▶ [Directions] Read through the records below and copy each line that uses the word "Continuous".

▶ [Provided entries]

::::

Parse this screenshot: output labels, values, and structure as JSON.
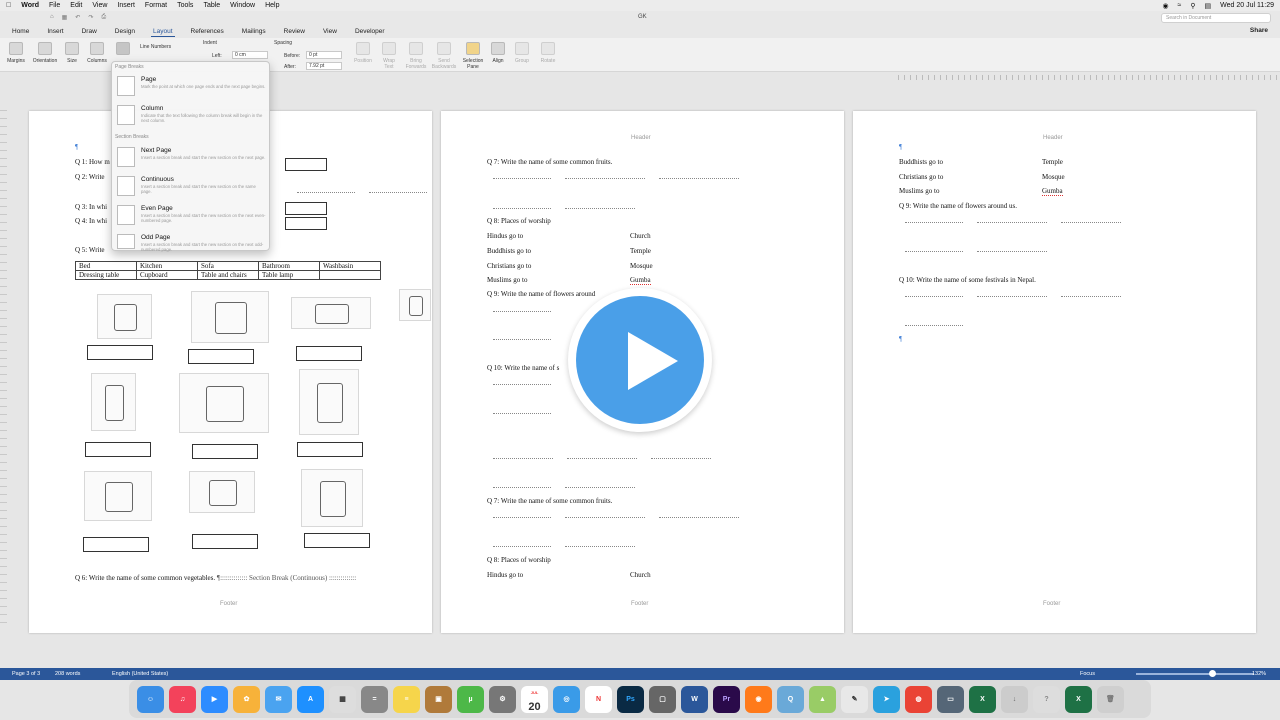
{
  "menubar": {
    "app": "Word",
    "items": [
      "File",
      "Edit",
      "View",
      "Insert",
      "Format",
      "Tools",
      "Table",
      "Window",
      "Help"
    ],
    "clock": "Wed 20 Jul  11:29"
  },
  "titlebar": {
    "doc_title": "GK",
    "search_placeholder": "Search in Document"
  },
  "tabs": [
    "Home",
    "Insert",
    "Draw",
    "Design",
    "Layout",
    "References",
    "Mailings",
    "Review",
    "View",
    "Developer"
  ],
  "active_tab": "Layout",
  "share_label": "Share",
  "ribbon": {
    "margins": "Margins",
    "orientation": "Orientation",
    "size": "Size",
    "columns": "Columns",
    "line_numbers": "Line Numbers",
    "indent_label": "Indent",
    "left_label": "Left:",
    "left_value": "0 cm",
    "spacing_label": "Spacing",
    "before_label": "Before:",
    "before_value": "0 pt",
    "after_label": "After:",
    "after_value": "7.92 pt",
    "position": "Position",
    "wrap_text": "Wrap Text",
    "bring_forwards": "Bring Forwards",
    "send_backwards": "Send Backwards",
    "selection_pane": "Selection Pane",
    "align": "Align",
    "group": "Group",
    "rotate": "Rotate"
  },
  "breaks_menu": {
    "page_breaks_header": "Page Breaks",
    "section_breaks_header": "Section Breaks",
    "options": [
      {
        "title": "Page",
        "desc": "Mark the point at which one page ends and the next page begins."
      },
      {
        "title": "Column",
        "desc": "Indicate that the text following the column break will begin in the next column."
      },
      {
        "title": "Next Page",
        "desc": "Insert a section break and start the new section on the next page."
      },
      {
        "title": "Continuous",
        "desc": "Insert a section break and start the new section on the same page."
      },
      {
        "title": "Even Page",
        "desc": "Insert a section break and start the new section on the next even-numbered page."
      },
      {
        "title": "Odd Page",
        "desc": "Insert a section break and start the new section on the next odd-numbered page."
      }
    ]
  },
  "page1": {
    "q1": "Q 1: How m",
    "q2": "Q 2: Write",
    "q3": "Q 3: In whi",
    "q4": "Q 4: In whi",
    "q5": "Q 5: Write",
    "table": [
      [
        "Bed",
        "Kitchen",
        "Sofa",
        "Bathroom",
        "Washbasin"
      ],
      [
        "Dressing table",
        "Cupboard",
        "Table and chairs",
        "Table lamp",
        ""
      ]
    ],
    "q6": "Q 6: Write the name of some common vegetables.",
    "section_break": "Section Break (Continuous)",
    "footer": "Footer"
  },
  "page2": {
    "header": "Header",
    "q7": "Q 7: Write the name of some common fruits.",
    "q8": "Q 8: Places of worship",
    "worship": [
      [
        "Hindus go to",
        "Church"
      ],
      [
        "Buddhists go to",
        "Temple"
      ],
      [
        "Christians go to",
        "Mosque"
      ],
      [
        "Muslims go to",
        "Gumba"
      ]
    ],
    "q9": "Q 9: Write the name of flowers around",
    "q10": "Q 10: Write the name of s",
    "q7b": "Q 7: Write the name of some common fruits.",
    "q8b": "Q 8: Places of worship",
    "hindus": "Hindus go to",
    "church": "Church",
    "footer": "Footer"
  },
  "page3": {
    "header": "Header",
    "worship": [
      [
        "Buddhists go to",
        "Temple"
      ],
      [
        "Christians go to",
        "Mosque"
      ],
      [
        "Muslims go to",
        "Gumba"
      ]
    ],
    "q9": "Q 9: Write the name of flowers around us.",
    "q10": "Q 10: Write the name of some festivals in Nepal.",
    "footer": "Footer"
  },
  "status": {
    "page": "Page 3 of 3",
    "words": "208 words",
    "language": "English (United States)",
    "focus": "Focus",
    "zoom": "132%"
  },
  "dock_date": "20",
  "dock_month": "JUL"
}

::::

▶ [Exercise output]
        "title": "Continuous",
    "section_break": "Section Break (Continuous)",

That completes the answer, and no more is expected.